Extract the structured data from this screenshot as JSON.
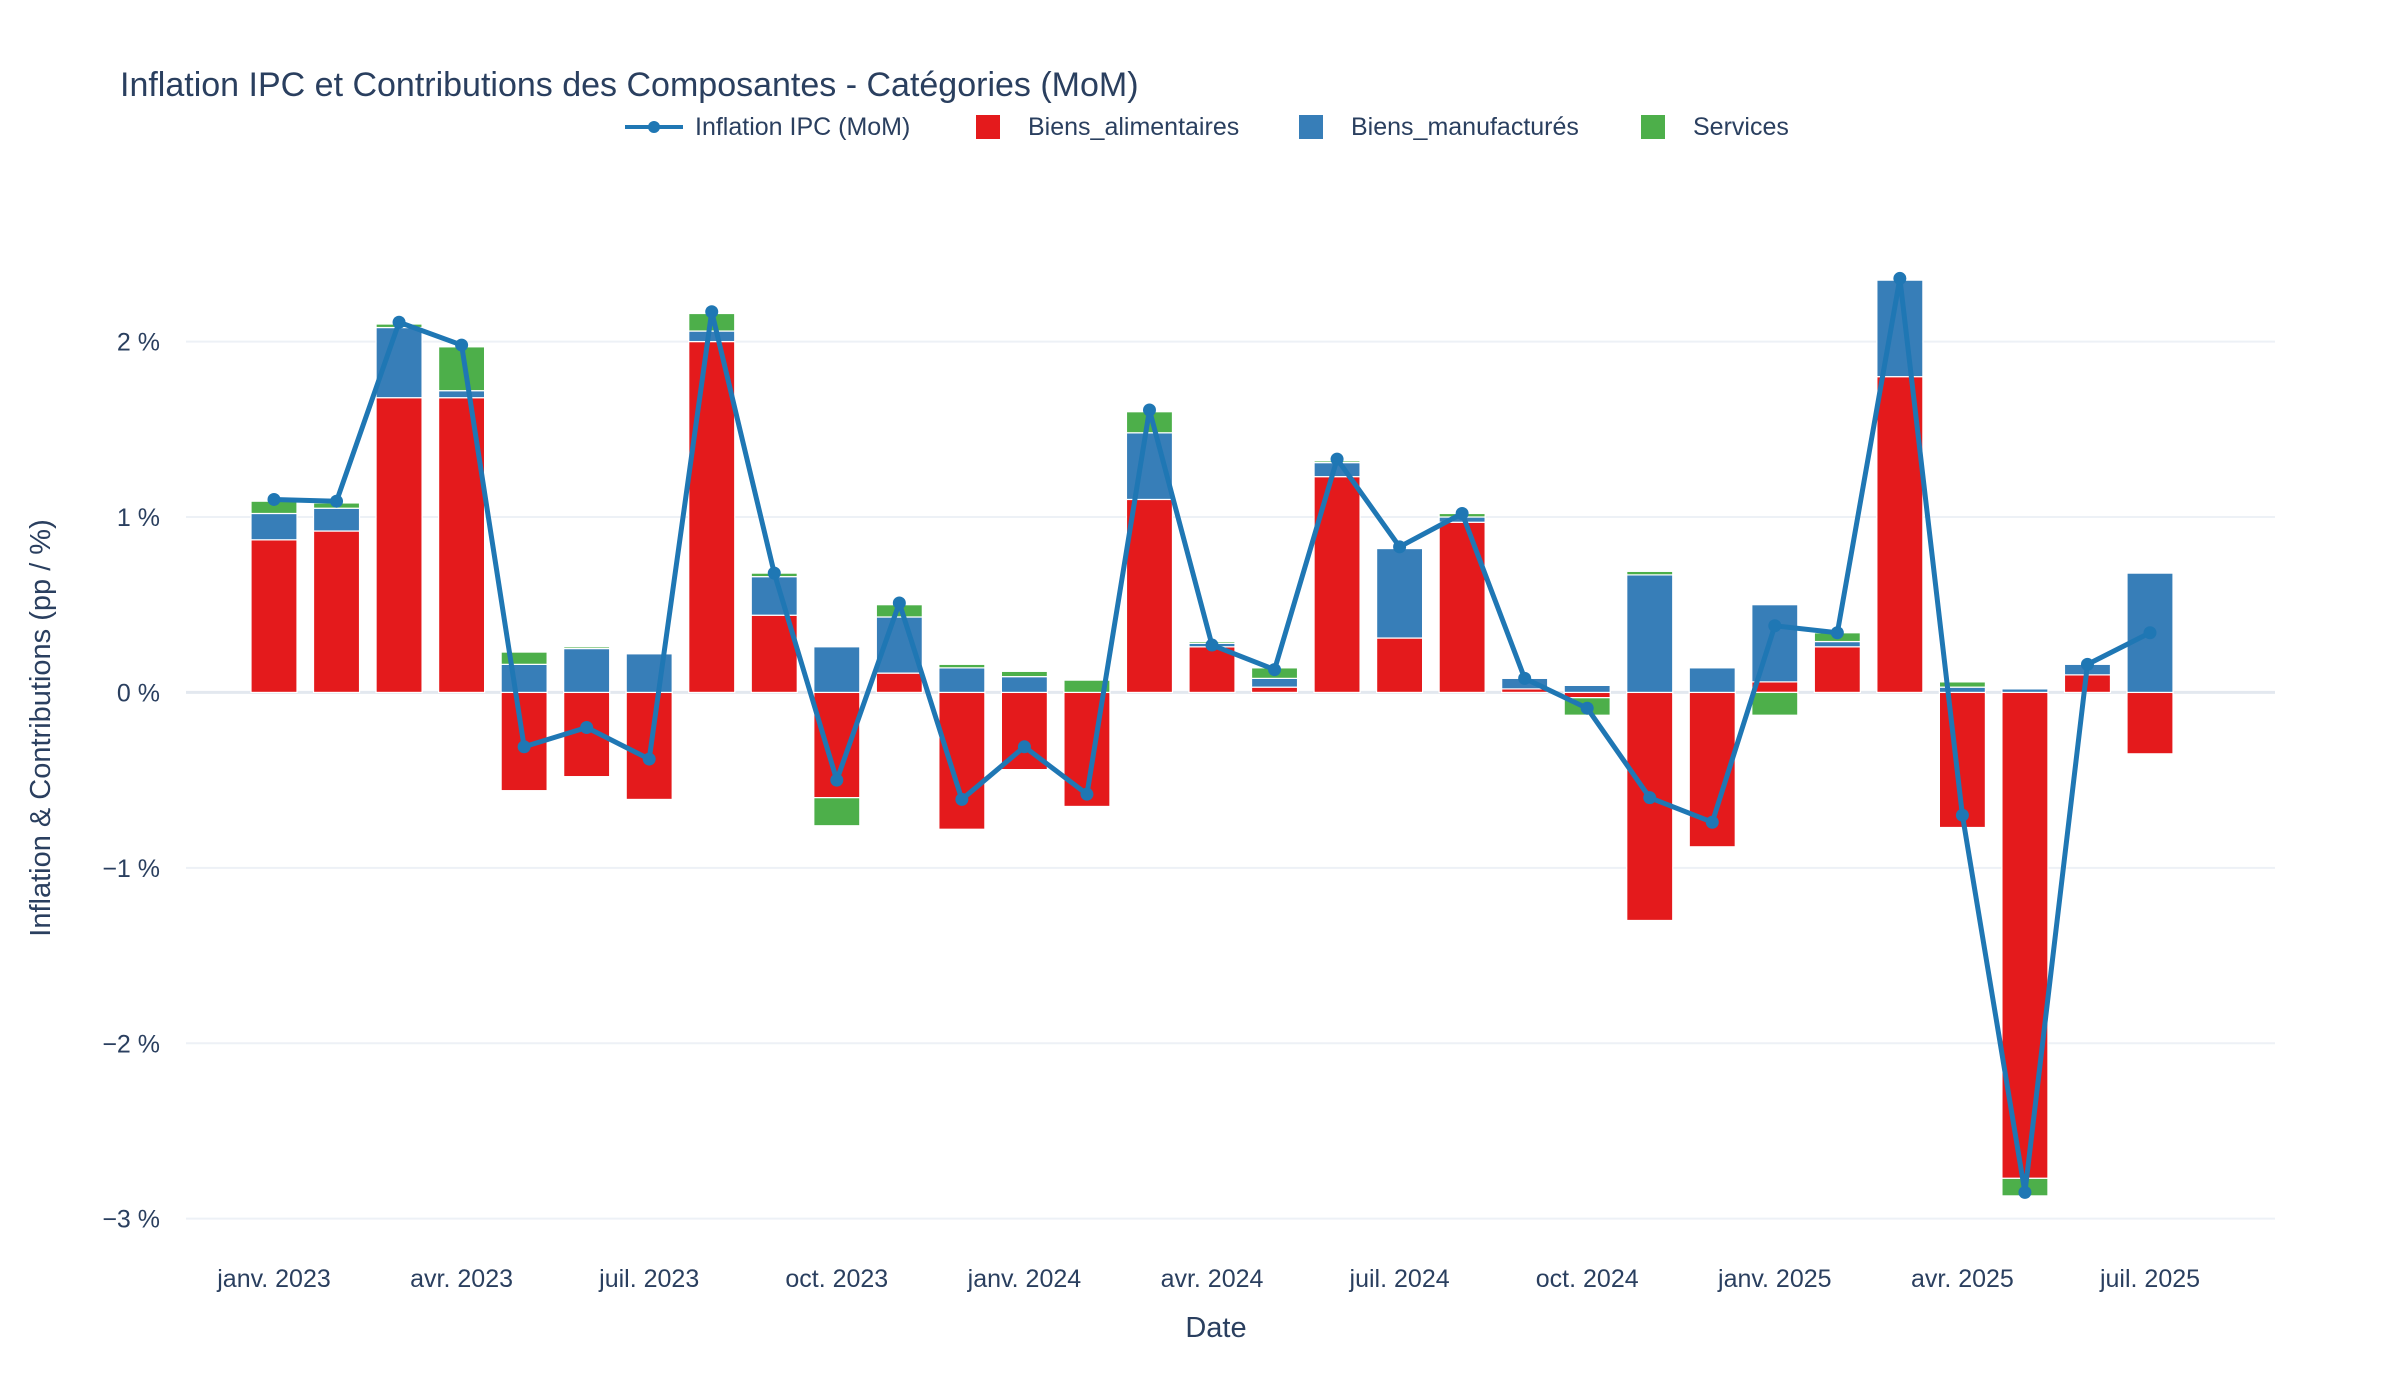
{
  "chart_data": {
    "type": "bar",
    "title": "Inflation IPC et Contributions des Composantes - Catégories (MoM)",
    "xlabel": "Date",
    "ylabel": "Inflation & Contributions (pp / %)",
    "ylim": [
      -3.15,
      2.75
    ],
    "grid": true,
    "legend_position": "top-center",
    "barmode": "relative",
    "categories": [
      "2023-01",
      "2023-02",
      "2023-03",
      "2023-04",
      "2023-05",
      "2023-06",
      "2023-07",
      "2023-08",
      "2023-09",
      "2023-10",
      "2023-11",
      "2023-12",
      "2024-01",
      "2024-02",
      "2024-03",
      "2024-04",
      "2024-05",
      "2024-06",
      "2024-07",
      "2024-08",
      "2024-09",
      "2024-10",
      "2024-11",
      "2024-12",
      "2025-01",
      "2025-02",
      "2025-03",
      "2025-04",
      "2025-05",
      "2025-06",
      "2025-07"
    ],
    "x_tick_labels": [
      "janv. 2023",
      "avr. 2023",
      "juil. 2023",
      "oct. 2023",
      "janv. 2024",
      "avr. 2024",
      "juil. 2024",
      "oct. 2024",
      "janv. 2025",
      "avr. 2025",
      "juil. 2025"
    ],
    "x_tick_index": [
      0,
      3,
      6,
      9,
      12,
      15,
      18,
      21,
      24,
      27,
      30
    ],
    "y_ticks": [
      2,
      1,
      0,
      -1,
      -2,
      -3
    ],
    "y_tick_labels": [
      "2 %",
      "1 %",
      "0 %",
      "−1 %",
      "−2 %",
      "−3 %"
    ],
    "series": [
      {
        "name": "Inflation IPC (MoM)",
        "kind": "line",
        "color": "#1f77b4",
        "values": [
          1.1,
          1.09,
          2.11,
          1.98,
          -0.31,
          -0.2,
          -0.38,
          2.17,
          0.68,
          -0.5,
          0.51,
          -0.61,
          -0.31,
          -0.58,
          1.61,
          0.27,
          0.13,
          1.33,
          0.83,
          1.02,
          0.08,
          -0.09,
          -0.6,
          -0.74,
          0.38,
          0.34,
          2.36,
          -0.7,
          -2.85,
          0.16,
          0.34
        ]
      },
      {
        "name": "Biens_alimentaires",
        "kind": "bar",
        "color": "#e41a1c",
        "values": [
          0.87,
          0.92,
          1.68,
          1.68,
          -0.56,
          -0.48,
          -0.61,
          2.0,
          0.44,
          -0.6,
          0.11,
          -0.78,
          -0.44,
          -0.65,
          1.1,
          0.26,
          0.03,
          1.23,
          0.31,
          0.97,
          0.02,
          -0.03,
          -1.3,
          -0.88,
          0.06,
          0.26,
          1.8,
          -0.77,
          -2.77,
          0.1,
          -0.35
        ]
      },
      {
        "name": "Biens_manufacturés",
        "kind": "bar",
        "color": "#377eb8",
        "values": [
          0.15,
          0.13,
          0.4,
          0.04,
          0.16,
          0.25,
          0.22,
          0.06,
          0.22,
          0.26,
          0.32,
          0.14,
          0.09,
          0.0,
          0.38,
          0.02,
          0.05,
          0.08,
          0.51,
          0.03,
          0.06,
          0.04,
          0.67,
          0.14,
          0.44,
          0.03,
          0.55,
          0.03,
          0.02,
          0.06,
          0.68
        ]
      },
      {
        "name": "Services",
        "kind": "bar",
        "color": "#4daf4a",
        "values": [
          0.07,
          0.03,
          0.02,
          0.25,
          0.07,
          0.01,
          0.0,
          0.1,
          0.02,
          -0.16,
          0.07,
          0.02,
          0.03,
          0.07,
          0.12,
          0.01,
          0.06,
          0.01,
          0.0,
          0.02,
          0.0,
          -0.1,
          0.02,
          0.0,
          -0.13,
          0.05,
          0.0,
          0.03,
          -0.1,
          0.0,
          0.0
        ]
      }
    ]
  }
}
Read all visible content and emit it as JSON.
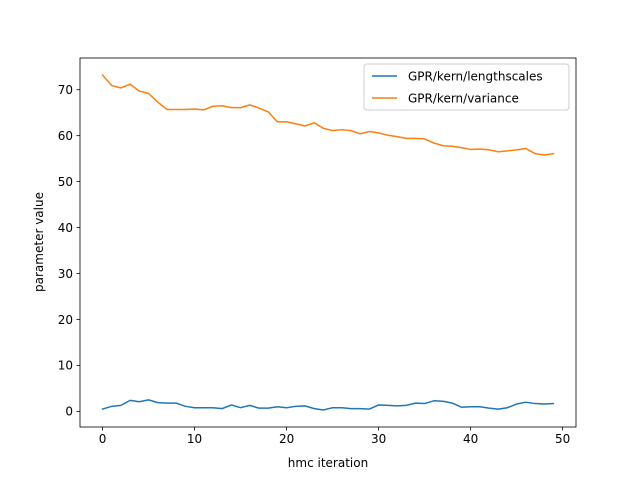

▬▬▬▬▬▬▬▬▬▬

◆ **AIM OF THE TASK**
Leave the pictures out and print the records above exactly as they stand.

◆ **EXERCISE OUTPUT**
Extract the structured data from this screenshot as JSON.
{
  "chart_data": {
    "type": "bar",
    "title": "Inflation IPC et Contributions des Composantes - Catégories (MoM)",
    "xlabel": "Date",
    "ylabel": "Inflation & Contributions (pp / %)",
    "ylim": [
      -3.15,
      2.75
    ],
    "grid": true,
    "legend_position": "top-center",
    "barmode": "relative",
    "categories": [
      "2023-01",
      "2023-02",
      "2023-03",
      "2023-04",
      "2023-05",
      "2023-06",
      "2023-07",
      "2023-08",
      "2023-09",
      "2023-10",
      "2023-11",
      "2023-12",
      "2024-01",
      "2024-02",
      "2024-03",
      "2024-04",
      "2024-05",
      "2024-06",
      "2024-07",
      "2024-08",
      "2024-09",
      "2024-10",
      "2024-11",
      "2024-12",
      "2025-01",
      "2025-02",
      "2025-03",
      "2025-04",
      "2025-05",
      "2025-06",
      "2025-07"
    ],
    "x_tick_labels": [
      "janv. 2023",
      "avr. 2023",
      "juil. 2023",
      "oct. 2023",
      "janv. 2024",
      "avr. 2024",
      "juil. 2024",
      "oct. 2024",
      "janv. 2025",
      "avr. 2025",
      "juil. 2025"
    ],
    "x_tick_index": [
      0,
      3,
      6,
      9,
      12,
      15,
      18,
      21,
      24,
      27,
      30
    ],
    "y_ticks": [
      2,
      1,
      0,
      -1,
      -2,
      -3
    ],
    "y_tick_labels": [
      "2 %",
      "1 %",
      "0 %",
      "−1 %",
      "−2 %",
      "−3 %"
    ],
    "series": [
      {
        "name": "Inflation IPC (MoM)",
        "kind": "line",
        "color": "#1f77b4",
        "values": [
          1.1,
          1.09,
          2.11,
          1.98,
          -0.31,
          -0.2,
          -0.38,
          2.17,
          0.68,
          -0.5,
          0.51,
          -0.61,
          -0.31,
          -0.58,
          1.61,
          0.27,
          0.13,
          1.33,
          0.83,
          1.02,
          0.08,
          -0.09,
          -0.6,
          -0.74,
          0.38,
          0.34,
          2.36,
          -0.7,
          -2.85,
          0.16,
          0.34
        ]
      },
      {
        "name": "Biens_alimentaires",
        "kind": "bar",
        "color": "#e41a1c",
        "values": [
          0.87,
          0.92,
          1.68,
          1.68,
          -0.56,
          -0.48,
          -0.61,
          2.0,
          0.44,
          -0.6,
          0.11,
          -0.78,
          -0.44,
          -0.65,
          1.1,
          0.26,
          0.03,
          1.23,
          0.31,
          0.97,
          0.02,
          -0.03,
          -1.3,
          -0.88,
          0.06,
          0.26,
          1.8,
          -0.77,
          -2.77,
          0.1,
          -0.35
        ]
      },
      {
        "name": "Biens_manufacturés",
        "kind": "bar",
        "color": "#377eb8",
        "values": [
          0.15,
          0.13,
          0.4,
          0.04,
          0.16,
          0.25,
          0.22,
          0.06,
          0.22,
          0.26,
          0.32,
          0.14,
          0.09,
          0.0,
          0.38,
          0.02,
          0.05,
          0.08,
          0.51,
          0.03,
          0.06,
          0.04,
          0.67,
          0.14,
          0.44,
          0.03,
          0.55,
          0.03,
          0.02,
          0.06,
          0.68
        ]
      },
      {
        "name": "Services",
        "kind": "bar",
        "color": "#4daf4a",
        "values": [
          0.07,
          0.03,
          0.02,
          0.25,
          0.07,
          0.01,
          0.0,
          0.1,
          0.02,
          -0.16,
          0.07,
          0.02,
          0.03,
          0.07,
          0.12,
          0.01,
          0.06,
          0.01,
          0.0,
          0.02,
          0.0,
          -0.1,
          0.02,
          0.0,
          -0.13,
          0.05,
          0.0,
          0.03,
          -0.1,
          0.0,
          0.0
        ]
      }
    ]
  }
}
Read all visible content and emit it as JSON.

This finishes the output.